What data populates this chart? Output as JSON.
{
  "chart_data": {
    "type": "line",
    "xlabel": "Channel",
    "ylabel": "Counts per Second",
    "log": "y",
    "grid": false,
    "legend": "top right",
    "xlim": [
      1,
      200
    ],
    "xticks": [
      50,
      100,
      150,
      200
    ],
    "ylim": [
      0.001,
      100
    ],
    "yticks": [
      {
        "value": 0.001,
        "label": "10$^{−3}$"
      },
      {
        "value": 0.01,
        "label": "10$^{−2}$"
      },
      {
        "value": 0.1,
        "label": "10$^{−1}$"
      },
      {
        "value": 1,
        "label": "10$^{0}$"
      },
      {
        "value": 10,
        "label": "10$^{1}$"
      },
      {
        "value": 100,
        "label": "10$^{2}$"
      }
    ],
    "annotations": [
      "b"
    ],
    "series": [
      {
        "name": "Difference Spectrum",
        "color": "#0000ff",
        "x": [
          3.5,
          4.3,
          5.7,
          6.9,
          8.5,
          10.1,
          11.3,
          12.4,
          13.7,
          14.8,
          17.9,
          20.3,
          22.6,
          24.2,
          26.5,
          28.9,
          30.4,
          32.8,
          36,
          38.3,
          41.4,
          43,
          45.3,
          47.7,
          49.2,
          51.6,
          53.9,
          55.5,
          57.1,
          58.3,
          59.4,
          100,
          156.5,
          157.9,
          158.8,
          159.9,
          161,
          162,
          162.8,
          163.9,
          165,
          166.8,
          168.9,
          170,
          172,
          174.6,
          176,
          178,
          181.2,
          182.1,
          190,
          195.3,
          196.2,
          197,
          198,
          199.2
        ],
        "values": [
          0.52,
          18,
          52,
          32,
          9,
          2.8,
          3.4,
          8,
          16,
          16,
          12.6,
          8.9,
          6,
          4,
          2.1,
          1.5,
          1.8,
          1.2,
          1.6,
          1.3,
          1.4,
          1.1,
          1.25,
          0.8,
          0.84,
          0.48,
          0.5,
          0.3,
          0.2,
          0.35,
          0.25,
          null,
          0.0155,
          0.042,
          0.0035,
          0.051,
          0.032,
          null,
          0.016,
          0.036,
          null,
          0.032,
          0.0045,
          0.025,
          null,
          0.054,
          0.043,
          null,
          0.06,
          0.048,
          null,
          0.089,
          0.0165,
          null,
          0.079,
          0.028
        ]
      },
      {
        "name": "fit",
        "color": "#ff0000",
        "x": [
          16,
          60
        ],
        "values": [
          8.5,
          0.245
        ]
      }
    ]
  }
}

§ Short exercise
Retype the listing above in full, with no alterations.

§ Result for this exercise
What data populates this chart? Output as JSON.
{
  "chart_data": {
    "type": "line",
    "xlabel": "Channel",
    "ylabel": "Counts per Second",
    "log": "y",
    "grid": false,
    "legend": "top right",
    "xlim": [
      1,
      200
    ],
    "xticks": [
      50,
      100,
      150,
      200
    ],
    "ylim": [
      0.001,
      100
    ],
    "yticks": [
      {
        "value": 0.001,
        "label": "10$^{−3}$"
      },
      {
        "value": 0.01,
        "label": "10$^{−2}$"
      },
      {
        "value": 0.1,
        "label": "10$^{−1}$"
      },
      {
        "value": 1,
        "label": "10$^{0}$"
      },
      {
        "value": 10,
        "label": "10$^{1}$"
      },
      {
        "value": 100,
        "label": "10$^{2}$"
      }
    ],
    "annotations": [
      "b"
    ],
    "series": [
      {
        "name": "Difference Spectrum",
        "color": "#0000ff",
        "x": [
          3.5,
          4.3,
          5.7,
          6.9,
          8.5,
          10.1,
          11.3,
          12.4,
          13.7,
          14.8,
          17.9,
          20.3,
          22.6,
          24.2,
          26.5,
          28.9,
          30.4,
          32.8,
          36,
          38.3,
          41.4,
          43,
          45.3,
          47.7,
          49.2,
          51.6,
          53.9,
          55.5,
          57.1,
          58.3,
          59.4,
          100,
          156.5,
          157.9,
          158.8,
          159.9,
          161,
          162,
          162.8,
          163.9,
          165,
          166.8,
          168.9,
          170,
          172,
          174.6,
          176,
          178,
          181.2,
          182.1,
          190,
          195.3,
          196.2,
          197,
          198,
          199.2
        ],
        "values": [
          0.52,
          18,
          52,
          32,
          9,
          2.8,
          3.4,
          8,
          16,
          16,
          12.6,
          8.9,
          6,
          4,
          2.1,
          1.5,
          1.8,
          1.2,
          1.6,
          1.3,
          1.4,
          1.1,
          1.25,
          0.8,
          0.84,
          0.48,
          0.5,
          0.3,
          0.2,
          0.35,
          0.25,
          null,
          0.0155,
          0.042,
          0.0035,
          0.051,
          0.032,
          null,
          0.016,
          0.036,
          null,
          0.032,
          0.0045,
          0.025,
          null,
          0.054,
          0.043,
          null,
          0.06,
          0.048,
          null,
          0.089,
          0.0165,
          null,
          0.079,
          0.028
        ]
      },
      {
        "name": "fit",
        "color": "#ff0000",
        "x": [
          16,
          60
        ],
        "values": [
          8.5,
          0.245
        ]
      }
    ]
  }
}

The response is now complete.